# INPUT DATA start

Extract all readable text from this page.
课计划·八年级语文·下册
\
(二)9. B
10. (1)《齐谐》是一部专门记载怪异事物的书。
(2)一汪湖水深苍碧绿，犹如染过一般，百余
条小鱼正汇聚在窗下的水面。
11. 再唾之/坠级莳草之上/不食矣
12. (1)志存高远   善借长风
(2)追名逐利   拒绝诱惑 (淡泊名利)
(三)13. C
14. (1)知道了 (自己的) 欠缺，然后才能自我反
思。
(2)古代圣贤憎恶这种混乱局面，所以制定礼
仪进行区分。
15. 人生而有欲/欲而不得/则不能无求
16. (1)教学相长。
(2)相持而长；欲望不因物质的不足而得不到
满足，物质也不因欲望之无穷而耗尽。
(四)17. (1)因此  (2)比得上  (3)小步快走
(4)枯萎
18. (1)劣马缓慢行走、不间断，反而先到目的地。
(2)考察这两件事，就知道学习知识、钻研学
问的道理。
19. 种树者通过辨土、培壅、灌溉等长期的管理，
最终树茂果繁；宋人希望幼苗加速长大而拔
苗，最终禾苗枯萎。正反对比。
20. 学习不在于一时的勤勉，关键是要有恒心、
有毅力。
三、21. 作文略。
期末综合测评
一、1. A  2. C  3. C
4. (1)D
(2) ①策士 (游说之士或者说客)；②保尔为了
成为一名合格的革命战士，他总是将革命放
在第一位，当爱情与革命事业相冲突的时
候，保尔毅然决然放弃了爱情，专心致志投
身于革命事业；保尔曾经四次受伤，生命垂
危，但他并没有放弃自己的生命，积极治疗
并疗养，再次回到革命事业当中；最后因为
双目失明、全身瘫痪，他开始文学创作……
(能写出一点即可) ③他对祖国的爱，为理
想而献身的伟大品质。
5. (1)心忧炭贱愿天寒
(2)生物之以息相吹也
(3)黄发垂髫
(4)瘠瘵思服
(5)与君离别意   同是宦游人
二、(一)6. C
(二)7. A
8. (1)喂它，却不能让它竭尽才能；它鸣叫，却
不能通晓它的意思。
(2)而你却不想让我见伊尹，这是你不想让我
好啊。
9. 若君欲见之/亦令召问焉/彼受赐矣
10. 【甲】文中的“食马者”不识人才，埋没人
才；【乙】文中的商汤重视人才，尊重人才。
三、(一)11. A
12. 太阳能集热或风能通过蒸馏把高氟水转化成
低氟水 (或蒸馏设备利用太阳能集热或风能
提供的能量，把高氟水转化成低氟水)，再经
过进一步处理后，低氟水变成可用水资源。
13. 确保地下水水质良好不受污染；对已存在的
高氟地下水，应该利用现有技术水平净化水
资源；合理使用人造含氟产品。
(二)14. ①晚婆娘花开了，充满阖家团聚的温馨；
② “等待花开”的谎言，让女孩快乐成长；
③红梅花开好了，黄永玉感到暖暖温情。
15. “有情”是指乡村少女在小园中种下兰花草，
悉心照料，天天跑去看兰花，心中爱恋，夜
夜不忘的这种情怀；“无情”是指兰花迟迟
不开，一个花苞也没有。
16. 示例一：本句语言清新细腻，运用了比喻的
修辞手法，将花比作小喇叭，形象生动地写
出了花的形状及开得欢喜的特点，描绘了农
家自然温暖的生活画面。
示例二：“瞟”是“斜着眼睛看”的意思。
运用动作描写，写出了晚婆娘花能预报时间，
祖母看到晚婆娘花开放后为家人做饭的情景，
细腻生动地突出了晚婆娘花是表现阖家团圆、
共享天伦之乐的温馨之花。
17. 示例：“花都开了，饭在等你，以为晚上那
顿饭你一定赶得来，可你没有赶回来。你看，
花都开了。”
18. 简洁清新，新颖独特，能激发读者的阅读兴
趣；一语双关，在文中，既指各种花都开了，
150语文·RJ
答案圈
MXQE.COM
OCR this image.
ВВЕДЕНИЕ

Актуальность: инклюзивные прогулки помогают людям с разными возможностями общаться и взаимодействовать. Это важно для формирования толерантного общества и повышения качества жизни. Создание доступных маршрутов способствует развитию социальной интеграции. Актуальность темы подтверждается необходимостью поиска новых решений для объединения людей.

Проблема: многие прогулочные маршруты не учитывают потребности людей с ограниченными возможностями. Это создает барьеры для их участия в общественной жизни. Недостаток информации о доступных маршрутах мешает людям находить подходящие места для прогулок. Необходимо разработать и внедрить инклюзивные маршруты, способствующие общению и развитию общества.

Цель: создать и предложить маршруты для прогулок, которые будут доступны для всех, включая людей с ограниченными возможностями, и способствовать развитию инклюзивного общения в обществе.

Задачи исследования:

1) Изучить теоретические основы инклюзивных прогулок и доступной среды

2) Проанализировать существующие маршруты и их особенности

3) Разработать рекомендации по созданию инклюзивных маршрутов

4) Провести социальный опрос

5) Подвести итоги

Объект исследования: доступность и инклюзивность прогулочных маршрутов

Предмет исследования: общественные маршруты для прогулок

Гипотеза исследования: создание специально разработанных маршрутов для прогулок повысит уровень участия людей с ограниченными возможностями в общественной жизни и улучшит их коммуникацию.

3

# INPUT DATA end

• _TASK DETAILS_
Locate the word "прогулок" in the entries, and copy every line where it is found.

• _SOLUTION_
Проблема: многие прогулочные маршруты не учитывают потребности людей с ограниченными возможностями. Это создает барьеры для их участия в общественной жизни. Недостаток информации о доступных маршрутах мешает людям находить подходящие места для прогулок. Необходимо разработать и внедрить инклюзивные маршруты, способствующие общению и развитию общества.
Цель: создать и предложить маршруты для прогулок, которые будут доступны для всех, включая людей с ограниченными возможностями, и способствовать развитию инклюзивного общения в обществе.
1) Изучить теоретические основы инклюзивных прогулок и доступной среды
Предмет исследования: общественные маршруты для прогулок
Гипотеза исследования: создание специально разработанных маршрутов для прогулок повысит уровень участия людей с ограниченными возможностями в общественной жизни и улучшит их коммуникацию.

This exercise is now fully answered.